Task prompt: Look below. Copy each line that has "object" in it.

Material:
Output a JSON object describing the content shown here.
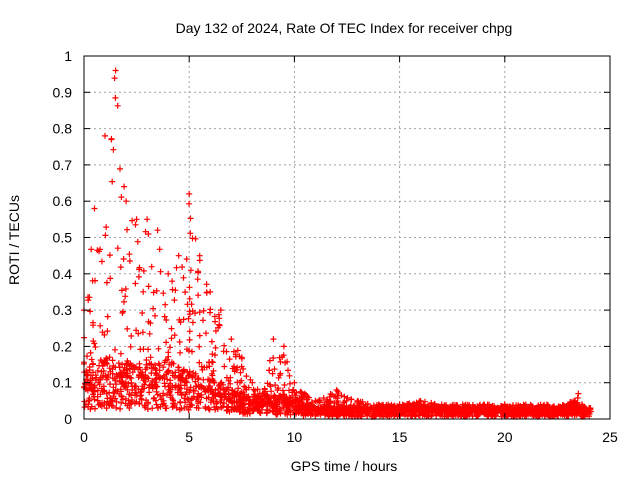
{
  "chart_data": {
    "type": "scatter",
    "title": "Day 132 of 2024, Rate Of TEC Index for receiver chpg",
    "xlabel": "GPS time / hours",
    "ylabel": "ROTI / TECUs",
    "xlim": [
      0,
      25
    ],
    "ylim": [
      0,
      1
    ],
    "x_ticks": [
      "0",
      "5",
      "10",
      "15",
      "20",
      "25"
    ],
    "y_ticks": [
      "0",
      "0.1",
      "0.2",
      "0.3",
      "0.4",
      "0.5",
      "0.6",
      "0.7",
      "0.8",
      "0.9",
      "1"
    ],
    "grid": true,
    "marker": "plus",
    "color": "#ff0000",
    "envelope_hours": [
      0,
      0.5,
      1,
      1.5,
      2,
      2.5,
      3,
      3.5,
      4,
      4.5,
      5,
      5.5,
      6,
      6.5,
      7,
      7.5,
      8,
      8.5,
      9,
      9.5,
      10,
      10.5,
      11,
      12,
      13,
      14,
      15,
      16,
      17,
      18,
      19,
      20,
      21,
      22,
      23,
      23.5,
      24
    ],
    "envelope_roti": [
      0.3,
      0.58,
      0.78,
      0.96,
      0.6,
      0.55,
      0.55,
      0.52,
      0.4,
      0.45,
      0.62,
      0.45,
      0.35,
      0.3,
      0.22,
      0.17,
      0.1,
      0.07,
      0.22,
      0.2,
      0.1,
      0.07,
      0.05,
      0.08,
      0.05,
      0.04,
      0.04,
      0.05,
      0.04,
      0.04,
      0.04,
      0.04,
      0.04,
      0.04,
      0.04,
      0.07,
      0.03
    ],
    "median_hours": [
      0,
      1,
      2,
      3,
      4,
      5,
      6,
      7,
      8,
      9,
      10,
      11,
      12,
      13,
      14,
      15,
      16,
      17,
      18,
      19,
      20,
      21,
      22,
      23,
      24
    ],
    "median_roti": [
      0.08,
      0.1,
      0.09,
      0.09,
      0.09,
      0.08,
      0.07,
      0.05,
      0.04,
      0.04,
      0.035,
      0.02,
      0.02,
      0.02,
      0.02,
      0.02,
      0.025,
      0.02,
      0.02,
      0.02,
      0.02,
      0.02,
      0.02,
      0.02,
      0.02
    ]
  }
}
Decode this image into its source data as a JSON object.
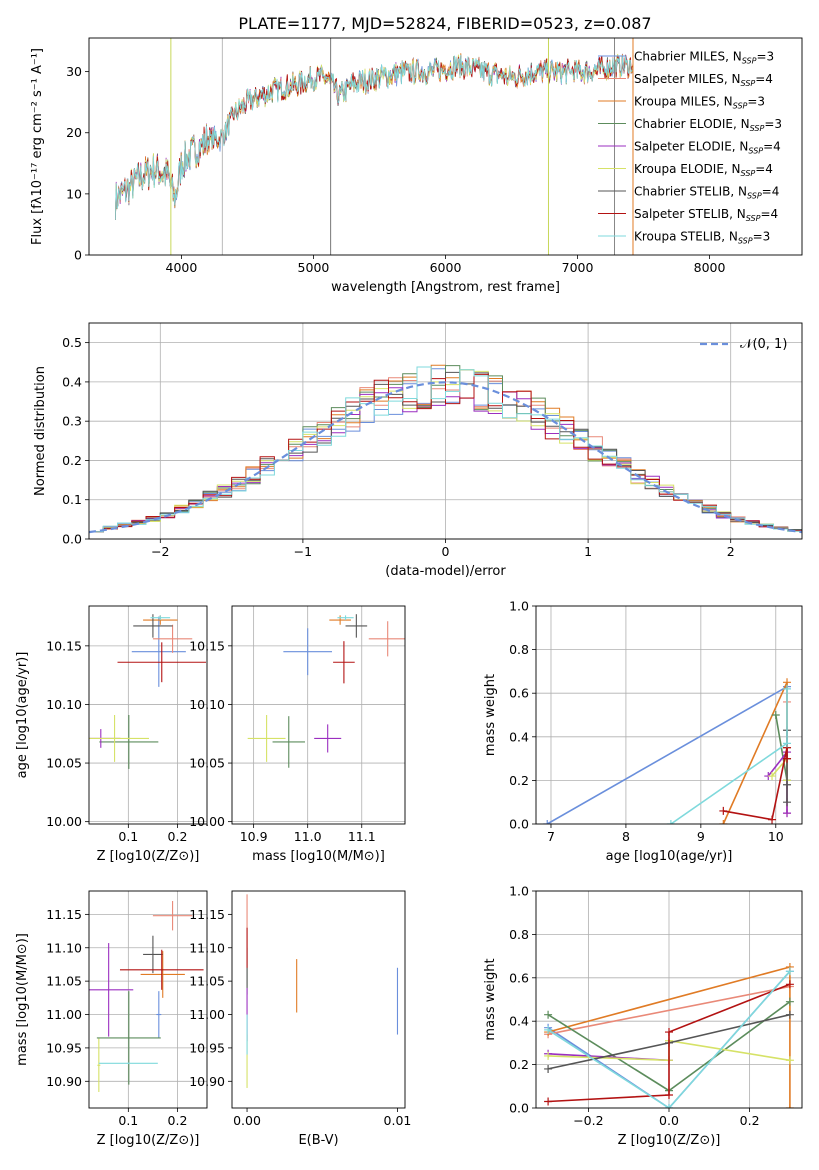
{
  "title": "PLATE=1177, MJD=52824, FIBERID=0523, z=0.087",
  "model_colors": [
    "#6a8fdc",
    "#e98978",
    "#e07b25",
    "#5c8c5c",
    "#9b2fc0",
    "#d6e267",
    "#555555",
    "#b31212",
    "#7fd9dc"
  ],
  "chart_data": [
    {
      "type": "line",
      "id": "spectrum",
      "xlabel": "wavelength [Angstrom, rest frame]",
      "ylabel": "Flux [fλ10⁻¹⁷ erg cm⁻² s⁻¹ A⁻¹]",
      "xlim": [
        3300,
        8700
      ],
      "ylim": [
        0,
        35.5
      ],
      "xticks": [
        4000,
        5000,
        6000,
        7000,
        8000
      ],
      "yticks": [
        0,
        10,
        20,
        30
      ],
      "grid": false,
      "legend_position": "top-right",
      "legend": [
        "Chabrier MILES, N_SSP=3",
        "Salpeter MILES, N_SSP=4",
        "Kroupa MILES, N_SSP=3",
        "Chabrier ELODIE, N_SSP=3",
        "Salpeter ELODIE, N_SSP=4",
        "Kroupa ELODIE, N_SSP=4",
        "Chabrier STELIB, N_SSP=4",
        "Salpeter STELIB, N_SSP=4",
        "Kroupa STELIB, N_SSP=3"
      ],
      "continuum_x": [
        3500,
        3600,
        3700,
        3800,
        3900,
        3950,
        4000,
        4100,
        4200,
        4300,
        4400,
        4500,
        4700,
        4900,
        5000,
        5100,
        5200,
        5300,
        5500,
        5700,
        5900,
        6100,
        6300,
        6500,
        6700,
        6900,
        7100,
        7300
      ],
      "continuum_y": [
        9,
        11,
        13,
        14,
        13,
        9,
        15,
        17,
        19,
        19,
        23,
        25,
        27,
        28,
        29,
        29,
        26,
        28,
        29,
        30,
        30,
        31,
        30,
        29,
        30,
        30,
        30,
        31
      ],
      "vertical_lines": [
        {
          "x": 5130,
          "color": "#777777"
        },
        {
          "x": 4310,
          "color": "#bbbbbb"
        },
        {
          "x": 3920,
          "color": "#c8d85a"
        },
        {
          "x": 6780,
          "color": "#c8d85a"
        },
        {
          "x": 7420,
          "color": "#e07b25"
        },
        {
          "x": 7280,
          "color": "#888888"
        }
      ]
    },
    {
      "type": "histogram",
      "id": "residuals",
      "xlabel": "(data-model)/error",
      "ylabel": "Normed distribution",
      "xlim": [
        -2.5,
        2.5
      ],
      "ylim": [
        0,
        0.55
      ],
      "xticks": [
        -2,
        -1,
        0,
        1,
        2
      ],
      "yticks": [
        0,
        0.1,
        0.2,
        0.3,
        0.4,
        0.5
      ],
      "grid": true,
      "legend": [
        "𝒩(0, 1)"
      ],
      "legend_position": "top-right",
      "bin_width": 0.1,
      "envelope_x": [
        -2.5,
        -2,
        -1.5,
        -1,
        -0.5,
        0,
        0.5,
        1,
        1.5,
        2,
        2.5
      ],
      "envelope_y": [
        0.018,
        0.054,
        0.13,
        0.24,
        0.35,
        0.4,
        0.35,
        0.24,
        0.13,
        0.054,
        0.018
      ]
    },
    {
      "type": "scatter",
      "id": "age_vs_Z",
      "xlabel": "Z [log10(Z/Z⊙)]",
      "ylabel": "age  [log10(age/yr)]",
      "xlim": [
        0.02,
        0.26
      ],
      "ylim": [
        9.998,
        10.184
      ],
      "xticks": [
        0.1,
        0.2
      ],
      "yticks": [
        10.0,
        10.05,
        10.1,
        10.15
      ],
      "grid": true,
      "points": [
        {
          "x": 0.162,
          "y": 10.145,
          "xerr": 0.055,
          "yerr": 0.03
        },
        {
          "x": 0.19,
          "y": 10.156,
          "xerr": 0.04,
          "yerr": 0.012
        },
        {
          "x": 0.165,
          "y": 10.172,
          "xerr": 0.035,
          "yerr": 0.004
        },
        {
          "x": 0.101,
          "y": 10.068,
          "xerr": 0.06,
          "yerr": 0.023
        },
        {
          "x": 0.044,
          "y": 10.071,
          "xerr": 0.04,
          "yerr": 0.008
        },
        {
          "x": 0.072,
          "y": 10.071,
          "xerr": 0.07,
          "yerr": 0.02
        },
        {
          "x": 0.15,
          "y": 10.167,
          "xerr": 0.04,
          "yerr": 0.01
        },
        {
          "x": 0.168,
          "y": 10.136,
          "xerr": 0.09,
          "yerr": 0.017
        },
        {
          "x": 0.165,
          "y": 10.174,
          "xerr": 0.02,
          "yerr": 0.002
        }
      ]
    },
    {
      "type": "scatter",
      "id": "age_vs_mass",
      "xlabel": "mass [log10(M/M⊙)]",
      "ylabel": "",
      "xlim": [
        10.86,
        11.18
      ],
      "ylim": [
        9.998,
        10.184
      ],
      "xticks": [
        10.9,
        11.0,
        11.1
      ],
      "yticks": [
        10.0,
        10.05,
        10.1,
        10.15
      ],
      "grid": true,
      "points": [
        {
          "x": 11.0,
          "y": 10.145,
          "xerr": 0.045,
          "yerr": 0.02
        },
        {
          "x": 11.148,
          "y": 10.156,
          "xerr": 0.035,
          "yerr": 0.015
        },
        {
          "x": 11.06,
          "y": 10.172,
          "xerr": 0.02,
          "yerr": 0.004
        },
        {
          "x": 10.965,
          "y": 10.068,
          "xerr": 0.03,
          "yerr": 0.022
        },
        {
          "x": 11.037,
          "y": 10.071,
          "xerr": 0.025,
          "yerr": 0.012
        },
        {
          "x": 10.924,
          "y": 10.071,
          "xerr": 0.035,
          "yerr": 0.02
        },
        {
          "x": 11.09,
          "y": 10.167,
          "xerr": 0.02,
          "yerr": 0.01
        },
        {
          "x": 11.067,
          "y": 10.136,
          "xerr": 0.02,
          "yerr": 0.018
        },
        {
          "x": 11.07,
          "y": 10.174,
          "xerr": 0.015,
          "yerr": 0.002
        }
      ]
    },
    {
      "type": "line",
      "id": "mass_weight_vs_age",
      "xlabel": "age  [log10(age/yr)]",
      "ylabel": "mass weight",
      "xlim": [
        6.8,
        10.35
      ],
      "ylim": [
        0,
        1
      ],
      "xticks": [
        7,
        8,
        9,
        10
      ],
      "yticks": [
        0,
        0.2,
        0.4,
        0.6,
        0.8,
        1.0
      ],
      "grid": true,
      "series": [
        {
          "x": [
            6.95,
            10.15,
            10.15
          ],
          "y": [
            0.0,
            0.63,
            0.35
          ]
        },
        {
          "x": [
            10.15,
            10.15,
            10.15,
            10.15
          ],
          "y": [
            0.56,
            0.33,
            0.2,
            0.05
          ]
        },
        {
          "x": [
            9.3,
            10.15,
            10.15
          ],
          "y": [
            0.0,
            0.65,
            0.35
          ]
        },
        {
          "x": [
            10.0,
            10.15,
            10.15
          ],
          "y": [
            0.5,
            0.2,
            0.3
          ]
        },
        {
          "x": [
            9.9,
            10.15,
            10.15
          ],
          "y": [
            0.22,
            0.33,
            0.05
          ]
        },
        {
          "x": [
            9.95,
            10.15,
            10.15
          ],
          "y": [
            0.22,
            0.3,
            0.2
          ]
        },
        {
          "x": [
            10.15,
            10.15,
            10.15,
            10.15
          ],
          "y": [
            0.43,
            0.3,
            0.18,
            0.1
          ]
        },
        {
          "x": [
            9.3,
            9.95,
            10.15,
            10.15
          ],
          "y": [
            0.06,
            0.02,
            0.35,
            0.3
          ]
        },
        {
          "x": [
            8.6,
            10.15,
            10.15
          ],
          "y": [
            0.0,
            0.37,
            0.62
          ]
        }
      ]
    },
    {
      "type": "scatter",
      "id": "mass_vs_Z",
      "xlabel": "Z [log10(Z/Z⊙)]",
      "ylabel": "mass [log10(M/M⊙)]",
      "xlim": [
        0.02,
        0.26
      ],
      "ylim": [
        10.86,
        11.185
      ],
      "xticks": [
        0.1,
        0.2
      ],
      "yticks": [
        10.9,
        10.95,
        11.0,
        11.05,
        11.1,
        11.15
      ],
      "grid": true,
      "points": [
        {
          "x": 0.162,
          "y": 11.0,
          "xerr": 0.005,
          "yerr": 0.035
        },
        {
          "x": 0.19,
          "y": 11.148,
          "xerr": 0.04,
          "yerr": 0.022
        },
        {
          "x": 0.17,
          "y": 11.06,
          "xerr": 0.045,
          "yerr": 0.035
        },
        {
          "x": 0.101,
          "y": 10.965,
          "xerr": 0.065,
          "yerr": 0.07
        },
        {
          "x": 0.06,
          "y": 11.037,
          "xerr": 0.05,
          "yerr": 0.07
        },
        {
          "x": 0.04,
          "y": 10.924,
          "xerr": 0.003,
          "yerr": 0.04
        },
        {
          "x": 0.15,
          "y": 11.09,
          "xerr": 0.02,
          "yerr": 0.028
        },
        {
          "x": 0.168,
          "y": 11.067,
          "xerr": 0.085,
          "yerr": 0.03
        },
        {
          "x": 0.1,
          "y": 10.927,
          "xerr": 0.06,
          "yerr": 0.001
        }
      ]
    },
    {
      "type": "scatter",
      "id": "mass_vs_EBV",
      "xlabel": "E(B-V)",
      "ylabel": "",
      "xlim": [
        -0.001,
        0.0105
      ],
      "ylim": [
        10.86,
        11.185
      ],
      "xticks": [
        0.0,
        0.01
      ],
      "yticks": [
        10.9,
        10.95,
        11.0,
        11.05,
        11.1,
        11.15
      ],
      "grid": false,
      "points": [
        {
          "x": 0.01,
          "y": 11.02,
          "yerr": 0.05
        },
        {
          "x": 0.0,
          "y": 11.14,
          "yerr": 0.04
        },
        {
          "x": 0.0033,
          "y": 11.043,
          "yerr": 0.04
        },
        {
          "x": 0.0,
          "y": 11.05,
          "yerr": 0.02
        },
        {
          "x": 0.0,
          "y": 11.0,
          "yerr": 0.04
        },
        {
          "x": 0.0,
          "y": 10.93,
          "yerr": 0.04
        },
        {
          "x": 0.0,
          "y": 11.07,
          "yerr": 0.03
        },
        {
          "x": 0.0,
          "y": 11.1,
          "yerr": 0.03
        },
        {
          "x": 0.0,
          "y": 10.97,
          "yerr": 0.03
        }
      ]
    },
    {
      "type": "line",
      "id": "mass_weight_vs_Z",
      "xlabel": "Z [log10(Z/Z⊙)]",
      "ylabel": "mass weight",
      "xlim": [
        -0.33,
        0.33
      ],
      "ylim": [
        0,
        1
      ],
      "xticks": [
        -0.2,
        0.0,
        0.2
      ],
      "yticks": [
        0,
        0.2,
        0.4,
        0.6,
        0.8,
        1.0
      ],
      "grid": true,
      "series": [
        {
          "x": [
            -0.3,
            0.0,
            0.3
          ],
          "y": [
            0.37,
            0.0,
            0.63
          ]
        },
        {
          "x": [
            -0.3,
            0.3
          ],
          "y": [
            0.34,
            0.56
          ]
        },
        {
          "x": [
            -0.3,
            0.3,
            0.3
          ],
          "y": [
            0.35,
            0.65,
            0.0
          ]
        },
        {
          "x": [
            -0.3,
            0.0,
            0.3
          ],
          "y": [
            0.43,
            0.08,
            0.49
          ]
        },
        {
          "x": [
            -0.3,
            0.0
          ],
          "y": [
            0.25,
            0.22
          ]
        },
        {
          "x": [
            -0.3,
            0.0,
            0.0,
            0.3
          ],
          "y": [
            0.24,
            0.22,
            0.31,
            0.22
          ]
        },
        {
          "x": [
            -0.3,
            0.0,
            0.3
          ],
          "y": [
            0.18,
            0.3,
            0.43
          ]
        },
        {
          "x": [
            -0.3,
            0.0,
            0.0,
            0.3
          ],
          "y": [
            0.03,
            0.06,
            0.35,
            0.57
          ]
        },
        {
          "x": [
            -0.3,
            0.0,
            0.3
          ],
          "y": [
            0.36,
            0.0,
            0.63
          ]
        }
      ]
    }
  ]
}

Correct result:
Output a JSON object describing the content shown here.
Decode this image into its source data as a JSON object.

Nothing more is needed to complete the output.